TASK STATEMENT
Print the full listing exactly.

[Stored items from a collection]
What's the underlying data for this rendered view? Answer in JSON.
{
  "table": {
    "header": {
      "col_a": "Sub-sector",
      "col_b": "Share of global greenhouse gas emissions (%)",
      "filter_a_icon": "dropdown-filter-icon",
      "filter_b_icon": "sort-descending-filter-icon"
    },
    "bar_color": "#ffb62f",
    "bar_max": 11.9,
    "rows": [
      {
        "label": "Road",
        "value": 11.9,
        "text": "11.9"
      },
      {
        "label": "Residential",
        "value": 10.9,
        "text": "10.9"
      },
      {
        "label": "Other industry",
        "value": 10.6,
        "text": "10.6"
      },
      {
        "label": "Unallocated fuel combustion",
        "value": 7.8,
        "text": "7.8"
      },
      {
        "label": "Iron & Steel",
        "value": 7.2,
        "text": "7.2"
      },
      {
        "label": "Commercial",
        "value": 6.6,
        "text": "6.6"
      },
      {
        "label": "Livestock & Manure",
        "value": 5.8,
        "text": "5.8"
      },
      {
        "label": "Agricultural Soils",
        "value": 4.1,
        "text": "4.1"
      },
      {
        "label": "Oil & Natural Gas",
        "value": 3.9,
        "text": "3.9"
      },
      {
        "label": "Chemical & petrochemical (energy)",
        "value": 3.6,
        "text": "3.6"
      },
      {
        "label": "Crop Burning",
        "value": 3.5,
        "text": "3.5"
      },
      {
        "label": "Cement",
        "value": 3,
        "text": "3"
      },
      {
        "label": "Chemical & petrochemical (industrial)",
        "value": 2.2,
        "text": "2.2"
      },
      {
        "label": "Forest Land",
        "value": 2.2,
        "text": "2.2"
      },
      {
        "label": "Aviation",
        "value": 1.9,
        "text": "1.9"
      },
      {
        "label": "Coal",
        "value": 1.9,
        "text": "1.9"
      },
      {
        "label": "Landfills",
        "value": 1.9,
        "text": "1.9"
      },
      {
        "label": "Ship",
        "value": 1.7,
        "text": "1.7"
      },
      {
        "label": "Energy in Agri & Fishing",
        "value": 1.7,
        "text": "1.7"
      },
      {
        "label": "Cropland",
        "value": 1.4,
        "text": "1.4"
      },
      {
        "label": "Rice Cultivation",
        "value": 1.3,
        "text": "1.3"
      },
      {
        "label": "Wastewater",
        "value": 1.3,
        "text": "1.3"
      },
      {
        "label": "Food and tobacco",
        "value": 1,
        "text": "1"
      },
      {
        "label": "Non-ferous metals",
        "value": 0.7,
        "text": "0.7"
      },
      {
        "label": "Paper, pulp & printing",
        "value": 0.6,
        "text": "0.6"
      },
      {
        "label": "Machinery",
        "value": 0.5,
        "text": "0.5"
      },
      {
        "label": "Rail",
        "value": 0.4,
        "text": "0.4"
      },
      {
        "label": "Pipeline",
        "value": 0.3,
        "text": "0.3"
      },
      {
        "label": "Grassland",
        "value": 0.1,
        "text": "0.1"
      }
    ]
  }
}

SOLUTION FOR THIS TASK
What's the underlying data for this rendered view? Answer in JSON.
{
  "table": {
    "header": {
      "col_a": "Sub-sector",
      "col_b": "Share of global greenhouse gas emissions (%)",
      "filter_a_icon": "dropdown-filter-icon",
      "filter_b_icon": "sort-descending-filter-icon"
    },
    "bar_color": "#ffb62f",
    "bar_max": 11.9,
    "rows": [
      {
        "label": "Road",
        "value": 11.9,
        "text": "11.9"
      },
      {
        "label": "Residential",
        "value": 10.9,
        "text": "10.9"
      },
      {
        "label": "Other industry",
        "value": 10.6,
        "text": "10.6"
      },
      {
        "label": "Unallocated fuel combustion",
        "value": 7.8,
        "text": "7.8"
      },
      {
        "label": "Iron & Steel",
        "value": 7.2,
        "text": "7.2"
      },
      {
        "label": "Commercial",
        "value": 6.6,
        "text": "6.6"
      },
      {
        "label": "Livestock & Manure",
        "value": 5.8,
        "text": "5.8"
      },
      {
        "label": "Agricultural Soils",
        "value": 4.1,
        "text": "4.1"
      },
      {
        "label": "Oil & Natural Gas",
        "value": 3.9,
        "text": "3.9"
      },
      {
        "label": "Chemical & petrochemical (energy)",
        "value": 3.6,
        "text": "3.6"
      },
      {
        "label": "Crop Burning",
        "value": 3.5,
        "text": "3.5"
      },
      {
        "label": "Cement",
        "value": 3,
        "text": "3"
      },
      {
        "label": "Chemical & petrochemical (industrial)",
        "value": 2.2,
        "text": "2.2"
      },
      {
        "label": "Forest Land",
        "value": 2.2,
        "text": "2.2"
      },
      {
        "label": "Aviation",
        "value": 1.9,
        "text": "1.9"
      },
      {
        "label": "Coal",
        "value": 1.9,
        "text": "1.9"
      },
      {
        "label": "Landfills",
        "value": 1.9,
        "text": "1.9"
      },
      {
        "label": "Ship",
        "value": 1.7,
        "text": "1.7"
      },
      {
        "label": "Energy in Agri & Fishing",
        "value": 1.7,
        "text": "1.7"
      },
      {
        "label": "Cropland",
        "value": 1.4,
        "text": "1.4"
      },
      {
        "label": "Rice Cultivation",
        "value": 1.3,
        "text": "1.3"
      },
      {
        "label": "Wastewater",
        "value": 1.3,
        "text": "1.3"
      },
      {
        "label": "Food and tobacco",
        "value": 1,
        "text": "1"
      },
      {
        "label": "Non-ferous metals",
        "value": 0.7,
        "text": "0.7"
      },
      {
        "label": "Paper, pulp & printing",
        "value": 0.6,
        "text": "0.6"
      },
      {
        "label": "Machinery",
        "value": 0.5,
        "text": "0.5"
      },
      {
        "label": "Rail",
        "value": 0.4,
        "text": "0.4"
      },
      {
        "label": "Pipeline",
        "value": 0.3,
        "text": "0.3"
      },
      {
        "label": "Grassland",
        "value": 0.1,
        "text": "0.1"
      }
    ]
  }
}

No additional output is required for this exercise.